[Structured figure records]
+ + +
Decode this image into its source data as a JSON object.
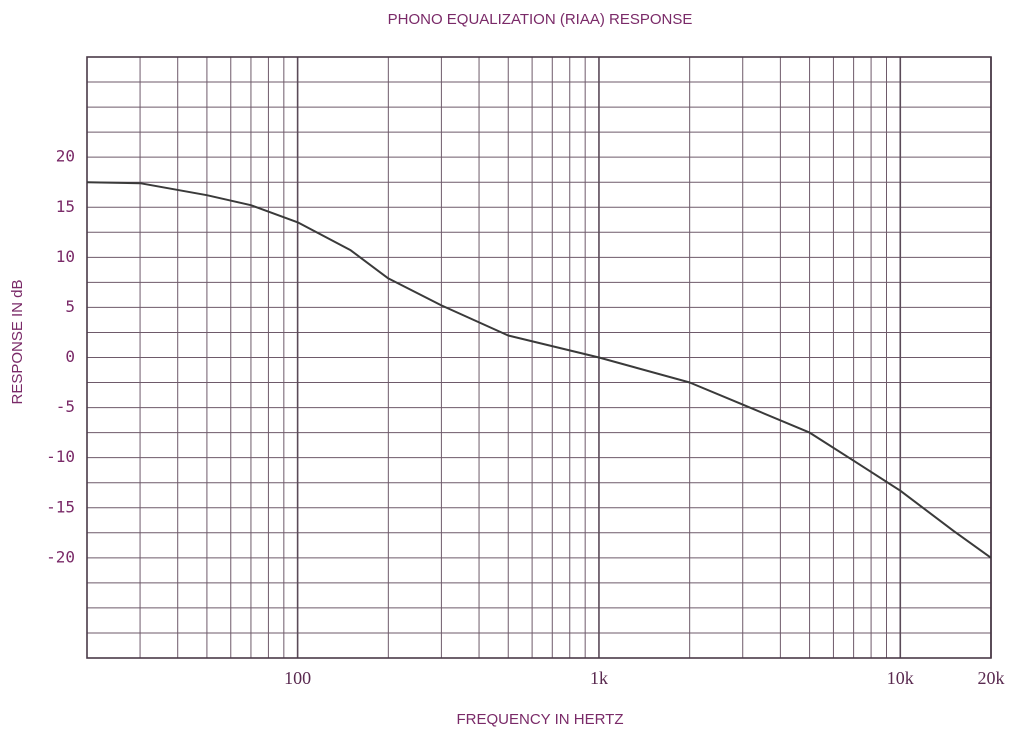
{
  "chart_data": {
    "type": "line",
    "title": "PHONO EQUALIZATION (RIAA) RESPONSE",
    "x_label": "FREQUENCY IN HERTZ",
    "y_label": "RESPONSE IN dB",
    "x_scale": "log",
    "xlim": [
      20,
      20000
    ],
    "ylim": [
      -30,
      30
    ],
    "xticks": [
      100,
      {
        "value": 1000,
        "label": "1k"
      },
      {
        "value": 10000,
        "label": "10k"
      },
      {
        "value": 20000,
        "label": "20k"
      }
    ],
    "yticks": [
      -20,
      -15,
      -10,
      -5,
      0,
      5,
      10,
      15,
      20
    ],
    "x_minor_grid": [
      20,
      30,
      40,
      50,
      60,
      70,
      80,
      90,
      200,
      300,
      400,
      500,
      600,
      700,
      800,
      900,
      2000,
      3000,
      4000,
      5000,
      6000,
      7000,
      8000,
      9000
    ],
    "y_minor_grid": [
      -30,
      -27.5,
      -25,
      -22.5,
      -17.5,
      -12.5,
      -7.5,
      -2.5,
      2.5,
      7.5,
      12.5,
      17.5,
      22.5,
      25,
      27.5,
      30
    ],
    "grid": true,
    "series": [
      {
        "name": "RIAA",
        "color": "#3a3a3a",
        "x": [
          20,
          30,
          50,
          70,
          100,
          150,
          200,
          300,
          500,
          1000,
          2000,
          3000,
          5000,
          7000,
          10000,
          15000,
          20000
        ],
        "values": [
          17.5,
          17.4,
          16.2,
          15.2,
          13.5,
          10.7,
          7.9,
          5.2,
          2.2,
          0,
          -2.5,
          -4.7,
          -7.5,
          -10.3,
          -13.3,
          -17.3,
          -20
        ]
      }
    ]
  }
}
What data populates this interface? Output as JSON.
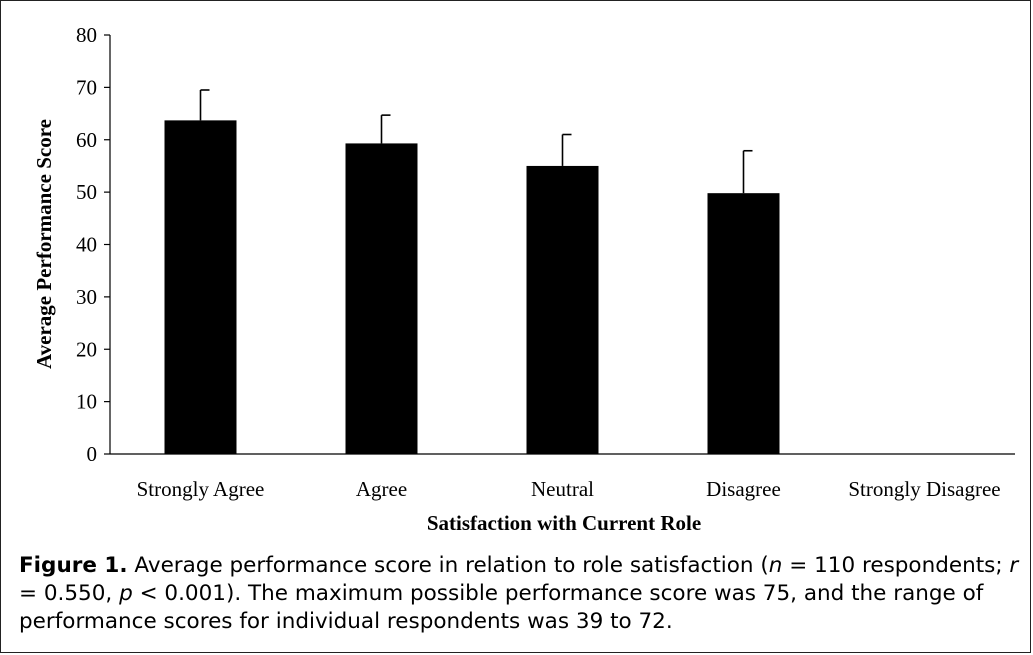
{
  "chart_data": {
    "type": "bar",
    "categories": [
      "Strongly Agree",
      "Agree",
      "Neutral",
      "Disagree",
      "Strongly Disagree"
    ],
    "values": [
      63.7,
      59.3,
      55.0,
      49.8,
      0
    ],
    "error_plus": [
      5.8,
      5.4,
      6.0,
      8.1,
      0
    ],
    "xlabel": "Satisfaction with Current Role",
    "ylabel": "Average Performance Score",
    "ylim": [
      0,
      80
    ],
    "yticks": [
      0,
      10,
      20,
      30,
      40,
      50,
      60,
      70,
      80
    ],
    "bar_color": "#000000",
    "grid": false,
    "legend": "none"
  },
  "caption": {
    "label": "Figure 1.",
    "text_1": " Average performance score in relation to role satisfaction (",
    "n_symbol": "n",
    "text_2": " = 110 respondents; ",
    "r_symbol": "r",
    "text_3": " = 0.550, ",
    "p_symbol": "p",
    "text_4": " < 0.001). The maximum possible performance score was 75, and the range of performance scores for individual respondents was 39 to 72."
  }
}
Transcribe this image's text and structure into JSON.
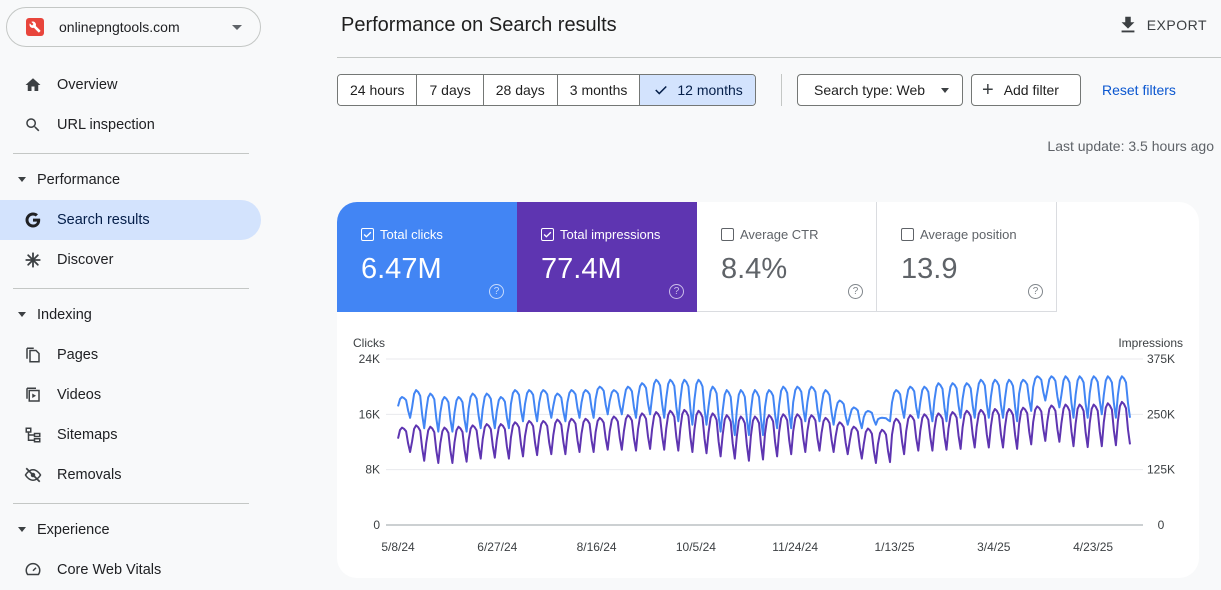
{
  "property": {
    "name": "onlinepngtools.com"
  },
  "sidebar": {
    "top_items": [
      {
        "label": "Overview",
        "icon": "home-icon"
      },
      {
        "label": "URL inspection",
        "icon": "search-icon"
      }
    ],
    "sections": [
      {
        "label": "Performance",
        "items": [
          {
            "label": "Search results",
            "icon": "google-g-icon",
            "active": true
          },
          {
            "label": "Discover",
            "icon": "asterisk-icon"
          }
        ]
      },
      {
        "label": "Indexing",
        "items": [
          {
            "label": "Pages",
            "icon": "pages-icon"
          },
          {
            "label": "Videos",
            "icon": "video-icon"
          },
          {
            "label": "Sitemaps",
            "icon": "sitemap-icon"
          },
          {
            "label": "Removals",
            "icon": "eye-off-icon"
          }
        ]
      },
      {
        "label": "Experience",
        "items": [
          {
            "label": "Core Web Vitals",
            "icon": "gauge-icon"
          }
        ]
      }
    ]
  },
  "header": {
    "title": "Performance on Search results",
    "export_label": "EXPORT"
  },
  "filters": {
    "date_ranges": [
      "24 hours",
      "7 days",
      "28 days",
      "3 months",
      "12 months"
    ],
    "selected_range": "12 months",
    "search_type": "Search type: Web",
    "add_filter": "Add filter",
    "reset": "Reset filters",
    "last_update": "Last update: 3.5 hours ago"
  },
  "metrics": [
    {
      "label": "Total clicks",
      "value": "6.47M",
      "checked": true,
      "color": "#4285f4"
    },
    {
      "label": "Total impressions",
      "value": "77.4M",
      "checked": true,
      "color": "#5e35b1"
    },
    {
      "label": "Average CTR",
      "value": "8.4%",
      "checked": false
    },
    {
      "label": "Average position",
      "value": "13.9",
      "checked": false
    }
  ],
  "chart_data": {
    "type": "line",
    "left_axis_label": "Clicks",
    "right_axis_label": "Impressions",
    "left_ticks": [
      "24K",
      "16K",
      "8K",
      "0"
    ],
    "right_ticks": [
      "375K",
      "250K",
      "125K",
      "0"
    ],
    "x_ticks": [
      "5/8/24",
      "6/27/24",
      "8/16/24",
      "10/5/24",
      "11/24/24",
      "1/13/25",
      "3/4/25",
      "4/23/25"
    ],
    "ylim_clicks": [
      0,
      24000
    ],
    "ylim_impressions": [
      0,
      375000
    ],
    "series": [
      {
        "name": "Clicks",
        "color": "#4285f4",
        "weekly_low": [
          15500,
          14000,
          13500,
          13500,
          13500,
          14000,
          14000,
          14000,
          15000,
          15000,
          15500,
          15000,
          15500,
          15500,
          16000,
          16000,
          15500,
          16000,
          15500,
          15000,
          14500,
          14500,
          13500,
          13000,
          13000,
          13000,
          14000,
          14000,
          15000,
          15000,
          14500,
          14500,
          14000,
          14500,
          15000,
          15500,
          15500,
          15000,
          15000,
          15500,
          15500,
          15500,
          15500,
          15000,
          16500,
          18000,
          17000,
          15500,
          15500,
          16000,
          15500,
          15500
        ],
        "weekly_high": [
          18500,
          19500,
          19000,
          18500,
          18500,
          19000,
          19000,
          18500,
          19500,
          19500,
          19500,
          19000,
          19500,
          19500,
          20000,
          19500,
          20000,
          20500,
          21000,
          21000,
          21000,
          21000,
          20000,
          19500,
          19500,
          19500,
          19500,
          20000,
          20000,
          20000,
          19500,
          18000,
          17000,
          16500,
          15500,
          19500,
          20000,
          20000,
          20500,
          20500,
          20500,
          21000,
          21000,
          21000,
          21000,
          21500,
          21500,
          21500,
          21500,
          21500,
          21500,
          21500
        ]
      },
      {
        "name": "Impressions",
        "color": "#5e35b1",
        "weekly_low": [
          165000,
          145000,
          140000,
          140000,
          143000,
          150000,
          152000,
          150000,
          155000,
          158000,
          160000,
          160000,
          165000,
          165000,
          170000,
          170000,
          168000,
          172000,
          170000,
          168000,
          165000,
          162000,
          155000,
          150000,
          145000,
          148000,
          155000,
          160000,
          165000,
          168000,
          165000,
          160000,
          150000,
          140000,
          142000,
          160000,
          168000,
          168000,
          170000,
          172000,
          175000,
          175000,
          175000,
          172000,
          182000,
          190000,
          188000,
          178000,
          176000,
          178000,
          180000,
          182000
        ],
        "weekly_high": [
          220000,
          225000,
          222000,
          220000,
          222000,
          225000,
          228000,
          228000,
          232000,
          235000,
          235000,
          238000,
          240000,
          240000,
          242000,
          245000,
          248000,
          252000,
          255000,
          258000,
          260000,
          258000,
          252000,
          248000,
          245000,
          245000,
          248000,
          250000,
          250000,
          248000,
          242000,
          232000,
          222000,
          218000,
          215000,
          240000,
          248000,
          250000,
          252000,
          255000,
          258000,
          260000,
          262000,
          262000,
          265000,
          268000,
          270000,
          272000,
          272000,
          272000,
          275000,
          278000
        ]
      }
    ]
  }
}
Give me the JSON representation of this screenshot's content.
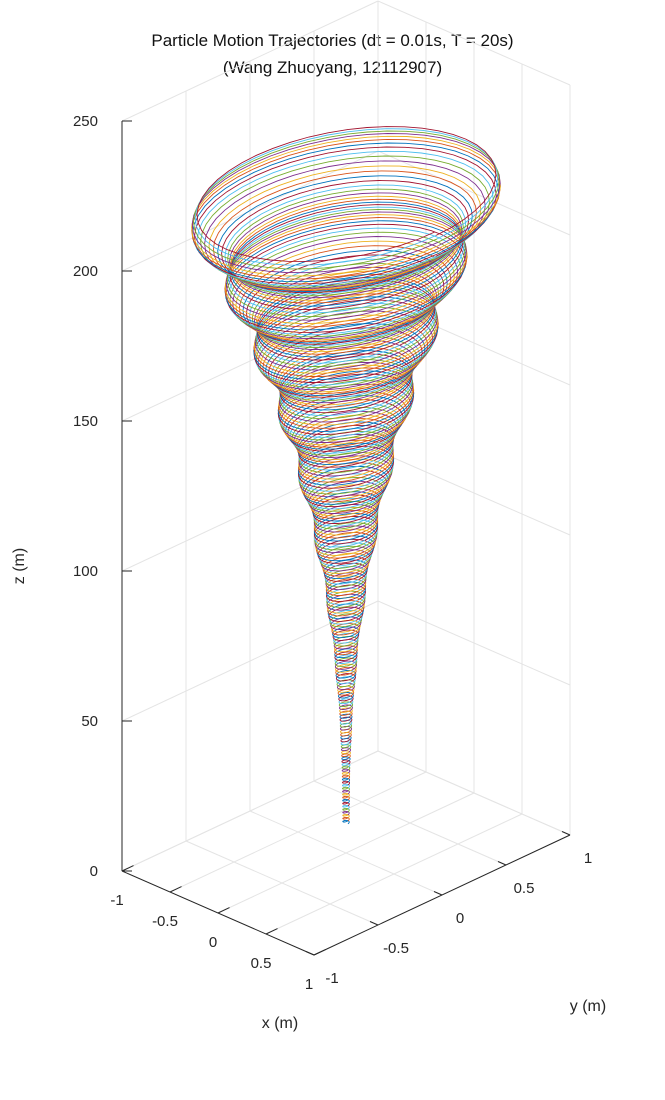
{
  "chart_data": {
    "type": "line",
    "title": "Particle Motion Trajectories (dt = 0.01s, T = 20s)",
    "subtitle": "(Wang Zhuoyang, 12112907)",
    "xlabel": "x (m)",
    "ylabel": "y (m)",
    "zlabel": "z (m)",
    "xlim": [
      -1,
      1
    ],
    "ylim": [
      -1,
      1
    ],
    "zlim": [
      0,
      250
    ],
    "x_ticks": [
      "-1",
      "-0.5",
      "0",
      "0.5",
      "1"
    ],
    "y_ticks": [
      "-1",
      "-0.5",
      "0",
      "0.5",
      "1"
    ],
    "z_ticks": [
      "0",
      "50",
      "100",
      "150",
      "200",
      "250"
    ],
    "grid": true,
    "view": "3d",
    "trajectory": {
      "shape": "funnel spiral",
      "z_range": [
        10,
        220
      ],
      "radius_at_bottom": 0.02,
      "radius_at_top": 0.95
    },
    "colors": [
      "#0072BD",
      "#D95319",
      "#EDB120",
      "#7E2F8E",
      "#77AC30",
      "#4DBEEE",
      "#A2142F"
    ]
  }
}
+ + +
WORK REQUIRED: Copy all lines from the material that hold "Average".

ANSWER IN FULL:
    "ylabel": "Average Performance Score",
    "text_1": " Average performance score in relation to role satisfaction (",
      "label": "Average CTR",
      "label": "Average position",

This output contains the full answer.